**Stated problem**. Return each line that holds the word "обеспечение".
───── Input records ─────
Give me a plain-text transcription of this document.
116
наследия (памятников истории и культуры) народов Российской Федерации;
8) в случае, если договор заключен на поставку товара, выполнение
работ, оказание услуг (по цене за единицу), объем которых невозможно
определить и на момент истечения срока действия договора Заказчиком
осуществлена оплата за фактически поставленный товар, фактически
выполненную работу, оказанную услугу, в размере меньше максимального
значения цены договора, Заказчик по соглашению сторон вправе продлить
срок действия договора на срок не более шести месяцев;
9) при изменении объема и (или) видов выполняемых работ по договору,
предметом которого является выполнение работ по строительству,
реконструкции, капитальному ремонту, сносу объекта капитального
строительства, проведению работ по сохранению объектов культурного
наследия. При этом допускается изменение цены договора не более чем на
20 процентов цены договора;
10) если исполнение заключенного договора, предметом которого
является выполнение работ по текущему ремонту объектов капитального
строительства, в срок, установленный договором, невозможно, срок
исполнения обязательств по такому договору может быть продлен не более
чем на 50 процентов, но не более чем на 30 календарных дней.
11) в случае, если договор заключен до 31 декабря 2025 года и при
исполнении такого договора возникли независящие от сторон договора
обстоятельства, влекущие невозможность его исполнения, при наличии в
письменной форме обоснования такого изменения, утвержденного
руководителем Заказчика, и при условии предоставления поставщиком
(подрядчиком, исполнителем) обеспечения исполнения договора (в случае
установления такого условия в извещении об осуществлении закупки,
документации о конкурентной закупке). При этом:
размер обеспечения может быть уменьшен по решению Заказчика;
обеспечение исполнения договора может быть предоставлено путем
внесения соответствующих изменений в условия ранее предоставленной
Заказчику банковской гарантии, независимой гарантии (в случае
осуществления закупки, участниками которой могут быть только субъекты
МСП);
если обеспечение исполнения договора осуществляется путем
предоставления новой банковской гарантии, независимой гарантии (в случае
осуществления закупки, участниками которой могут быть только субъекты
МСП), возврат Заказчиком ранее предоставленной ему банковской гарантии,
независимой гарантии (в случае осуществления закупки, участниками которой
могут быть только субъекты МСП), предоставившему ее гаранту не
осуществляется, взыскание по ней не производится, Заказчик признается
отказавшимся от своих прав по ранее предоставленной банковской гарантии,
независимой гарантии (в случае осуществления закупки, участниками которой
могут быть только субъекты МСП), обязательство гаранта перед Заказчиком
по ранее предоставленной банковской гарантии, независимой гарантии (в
─────
**Solution**.
обеспечение исполнения договора может быть предоставлено путем
если обеспечение исполнения договора осуществляется путем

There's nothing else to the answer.